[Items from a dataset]
────────

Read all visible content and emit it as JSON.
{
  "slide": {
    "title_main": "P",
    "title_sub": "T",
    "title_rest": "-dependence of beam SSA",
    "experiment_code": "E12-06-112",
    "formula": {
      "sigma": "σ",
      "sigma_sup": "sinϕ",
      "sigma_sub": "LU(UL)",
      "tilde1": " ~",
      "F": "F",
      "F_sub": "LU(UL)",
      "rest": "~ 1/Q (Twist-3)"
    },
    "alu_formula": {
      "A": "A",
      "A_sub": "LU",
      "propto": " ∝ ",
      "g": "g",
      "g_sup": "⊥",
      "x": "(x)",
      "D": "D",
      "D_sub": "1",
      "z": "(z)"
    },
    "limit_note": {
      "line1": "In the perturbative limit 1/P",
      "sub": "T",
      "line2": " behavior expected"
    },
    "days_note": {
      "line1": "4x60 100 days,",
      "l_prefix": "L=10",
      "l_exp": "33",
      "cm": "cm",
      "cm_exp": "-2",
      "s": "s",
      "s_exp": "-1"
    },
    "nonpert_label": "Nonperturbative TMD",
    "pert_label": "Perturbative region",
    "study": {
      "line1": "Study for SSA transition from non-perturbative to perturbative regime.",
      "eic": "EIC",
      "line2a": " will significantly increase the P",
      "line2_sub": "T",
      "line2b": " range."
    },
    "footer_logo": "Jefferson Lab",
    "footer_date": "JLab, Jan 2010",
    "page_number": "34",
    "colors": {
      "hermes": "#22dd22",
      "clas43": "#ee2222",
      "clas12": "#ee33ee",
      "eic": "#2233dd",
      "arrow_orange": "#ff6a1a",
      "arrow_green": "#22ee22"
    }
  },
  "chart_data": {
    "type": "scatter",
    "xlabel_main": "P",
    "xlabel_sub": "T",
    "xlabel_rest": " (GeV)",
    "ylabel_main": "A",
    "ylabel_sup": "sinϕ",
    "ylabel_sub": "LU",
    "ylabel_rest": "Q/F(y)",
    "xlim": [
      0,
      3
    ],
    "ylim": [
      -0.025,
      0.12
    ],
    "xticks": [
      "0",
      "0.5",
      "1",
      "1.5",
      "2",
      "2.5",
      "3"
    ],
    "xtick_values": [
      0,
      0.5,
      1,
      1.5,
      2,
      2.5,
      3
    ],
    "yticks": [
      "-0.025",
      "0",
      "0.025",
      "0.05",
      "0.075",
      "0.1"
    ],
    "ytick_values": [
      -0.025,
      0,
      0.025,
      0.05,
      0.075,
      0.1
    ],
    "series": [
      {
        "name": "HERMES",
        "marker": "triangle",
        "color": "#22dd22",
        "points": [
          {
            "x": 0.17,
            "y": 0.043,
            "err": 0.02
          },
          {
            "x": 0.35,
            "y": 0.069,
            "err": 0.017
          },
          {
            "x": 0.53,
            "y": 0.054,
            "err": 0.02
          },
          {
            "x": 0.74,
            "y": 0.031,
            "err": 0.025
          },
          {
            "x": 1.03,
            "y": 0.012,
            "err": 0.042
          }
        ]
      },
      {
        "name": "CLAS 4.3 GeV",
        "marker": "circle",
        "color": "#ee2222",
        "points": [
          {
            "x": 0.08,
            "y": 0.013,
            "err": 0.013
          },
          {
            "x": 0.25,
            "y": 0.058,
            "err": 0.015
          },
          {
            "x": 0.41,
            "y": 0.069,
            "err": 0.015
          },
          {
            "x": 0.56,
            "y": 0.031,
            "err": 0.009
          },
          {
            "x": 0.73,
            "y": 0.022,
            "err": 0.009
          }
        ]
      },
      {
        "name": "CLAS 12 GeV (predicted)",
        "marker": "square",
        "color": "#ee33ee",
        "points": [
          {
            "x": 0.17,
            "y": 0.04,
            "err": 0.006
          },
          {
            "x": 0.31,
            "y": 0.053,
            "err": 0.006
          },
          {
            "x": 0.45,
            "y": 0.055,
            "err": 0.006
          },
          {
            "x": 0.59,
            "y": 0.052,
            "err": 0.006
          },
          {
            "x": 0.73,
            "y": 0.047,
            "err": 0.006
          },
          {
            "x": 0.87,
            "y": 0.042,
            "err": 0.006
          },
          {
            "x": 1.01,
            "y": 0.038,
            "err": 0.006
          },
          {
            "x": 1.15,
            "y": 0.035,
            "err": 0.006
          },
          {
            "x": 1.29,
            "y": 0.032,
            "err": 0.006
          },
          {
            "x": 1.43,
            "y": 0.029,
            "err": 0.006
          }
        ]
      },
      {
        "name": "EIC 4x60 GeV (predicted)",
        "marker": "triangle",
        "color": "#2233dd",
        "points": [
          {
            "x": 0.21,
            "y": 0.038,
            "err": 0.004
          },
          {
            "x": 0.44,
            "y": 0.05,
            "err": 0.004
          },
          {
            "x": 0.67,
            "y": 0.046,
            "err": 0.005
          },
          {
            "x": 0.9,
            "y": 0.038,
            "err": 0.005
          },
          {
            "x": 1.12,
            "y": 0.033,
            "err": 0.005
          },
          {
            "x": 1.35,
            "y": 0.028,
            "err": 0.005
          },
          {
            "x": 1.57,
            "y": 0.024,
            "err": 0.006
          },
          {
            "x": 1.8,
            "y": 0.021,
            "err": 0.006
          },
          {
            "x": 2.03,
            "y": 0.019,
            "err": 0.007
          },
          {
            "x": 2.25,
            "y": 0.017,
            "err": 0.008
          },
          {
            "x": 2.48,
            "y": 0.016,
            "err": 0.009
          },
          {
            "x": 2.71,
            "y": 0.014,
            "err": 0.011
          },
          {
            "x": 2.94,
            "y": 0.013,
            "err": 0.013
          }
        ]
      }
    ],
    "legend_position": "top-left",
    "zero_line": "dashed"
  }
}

────────

Transcribe each entry exactly.

Response to this exercise >>
Read all visible content and emit it as JSON.
{
  "slide": {
    "title_main": "P",
    "title_sub": "T",
    "title_rest": "-dependence of beam SSA",
    "experiment_code": "E12-06-112",
    "formula": {
      "sigma": "σ",
      "sigma_sup": "sinϕ",
      "sigma_sub": "LU(UL)",
      "tilde1": " ~",
      "F": "F",
      "F_sub": "LU(UL)",
      "rest": "~ 1/Q (Twist-3)"
    },
    "alu_formula": {
      "A": "A",
      "A_sub": "LU",
      "propto": " ∝ ",
      "g": "g",
      "g_sup": "⊥",
      "x": "(x)",
      "D": "D",
      "D_sub": "1",
      "z": "(z)"
    },
    "limit_note": {
      "line1": "In the perturbative limit 1/P",
      "sub": "T",
      "line2": " behavior expected"
    },
    "days_note": {
      "line1": "4x60 100 days,",
      "l_prefix": "L=10",
      "l_exp": "33",
      "cm": "cm",
      "cm_exp": "-2",
      "s": "s",
      "s_exp": "-1"
    },
    "nonpert_label": "Nonperturbative TMD",
    "pert_label": "Perturbative region",
    "study": {
      "line1": "Study for SSA transition from non-perturbative to perturbative regime.",
      "eic": "EIC",
      "line2a": " will significantly increase the P",
      "line2_sub": "T",
      "line2b": " range."
    },
    "footer_logo": "Jefferson Lab",
    "footer_date": "JLab, Jan 2010",
    "page_number": "34",
    "colors": {
      "hermes": "#22dd22",
      "clas43": "#ee2222",
      "clas12": "#ee33ee",
      "eic": "#2233dd",
      "arrow_orange": "#ff6a1a",
      "arrow_green": "#22ee22"
    }
  },
  "chart_data": {
    "type": "scatter",
    "xlabel_main": "P",
    "xlabel_sub": "T",
    "xlabel_rest": " (GeV)",
    "ylabel_main": "A",
    "ylabel_sup": "sinϕ",
    "ylabel_sub": "LU",
    "ylabel_rest": "Q/F(y)",
    "xlim": [
      0,
      3
    ],
    "ylim": [
      -0.025,
      0.12
    ],
    "xticks": [
      "0",
      "0.5",
      "1",
      "1.5",
      "2",
      "2.5",
      "3"
    ],
    "xtick_values": [
      0,
      0.5,
      1,
      1.5,
      2,
      2.5,
      3
    ],
    "yticks": [
      "-0.025",
      "0",
      "0.025",
      "0.05",
      "0.075",
      "0.1"
    ],
    "ytick_values": [
      -0.025,
      0,
      0.025,
      0.05,
      0.075,
      0.1
    ],
    "series": [
      {
        "name": "HERMES",
        "marker": "triangle",
        "color": "#22dd22",
        "points": [
          {
            "x": 0.17,
            "y": 0.043,
            "err": 0.02
          },
          {
            "x": 0.35,
            "y": 0.069,
            "err": 0.017
          },
          {
            "x": 0.53,
            "y": 0.054,
            "err": 0.02
          },
          {
            "x": 0.74,
            "y": 0.031,
            "err": 0.025
          },
          {
            "x": 1.03,
            "y": 0.012,
            "err": 0.042
          }
        ]
      },
      {
        "name": "CLAS 4.3 GeV",
        "marker": "circle",
        "color": "#ee2222",
        "points": [
          {
            "x": 0.08,
            "y": 0.013,
            "err": 0.013
          },
          {
            "x": 0.25,
            "y": 0.058,
            "err": 0.015
          },
          {
            "x": 0.41,
            "y": 0.069,
            "err": 0.015
          },
          {
            "x": 0.56,
            "y": 0.031,
            "err": 0.009
          },
          {
            "x": 0.73,
            "y": 0.022,
            "err": 0.009
          }
        ]
      },
      {
        "name": "CLAS 12 GeV (predicted)",
        "marker": "square",
        "color": "#ee33ee",
        "points": [
          {
            "x": 0.17,
            "y": 0.04,
            "err": 0.006
          },
          {
            "x": 0.31,
            "y": 0.053,
            "err": 0.006
          },
          {
            "x": 0.45,
            "y": 0.055,
            "err": 0.006
          },
          {
            "x": 0.59,
            "y": 0.052,
            "err": 0.006
          },
          {
            "x": 0.73,
            "y": 0.047,
            "err": 0.006
          },
          {
            "x": 0.87,
            "y": 0.042,
            "err": 0.006
          },
          {
            "x": 1.01,
            "y": 0.038,
            "err": 0.006
          },
          {
            "x": 1.15,
            "y": 0.035,
            "err": 0.006
          },
          {
            "x": 1.29,
            "y": 0.032,
            "err": 0.006
          },
          {
            "x": 1.43,
            "y": 0.029,
            "err": 0.006
          }
        ]
      },
      {
        "name": "EIC 4x60 GeV (predicted)",
        "marker": "triangle",
        "color": "#2233dd",
        "points": [
          {
            "x": 0.21,
            "y": 0.038,
            "err": 0.004
          },
          {
            "x": 0.44,
            "y": 0.05,
            "err": 0.004
          },
          {
            "x": 0.67,
            "y": 0.046,
            "err": 0.005
          },
          {
            "x": 0.9,
            "y": 0.038,
            "err": 0.005
          },
          {
            "x": 1.12,
            "y": 0.033,
            "err": 0.005
          },
          {
            "x": 1.35,
            "y": 0.028,
            "err": 0.005
          },
          {
            "x": 1.57,
            "y": 0.024,
            "err": 0.006
          },
          {
            "x": 1.8,
            "y": 0.021,
            "err": 0.006
          },
          {
            "x": 2.03,
            "y": 0.019,
            "err": 0.007
          },
          {
            "x": 2.25,
            "y": 0.017,
            "err": 0.008
          },
          {
            "x": 2.48,
            "y": 0.016,
            "err": 0.009
          },
          {
            "x": 2.71,
            "y": 0.014,
            "err": 0.011
          },
          {
            "x": 2.94,
            "y": 0.013,
            "err": 0.013
          }
        ]
      }
    ],
    "legend_position": "top-left",
    "zero_line": "dashed"
  }
}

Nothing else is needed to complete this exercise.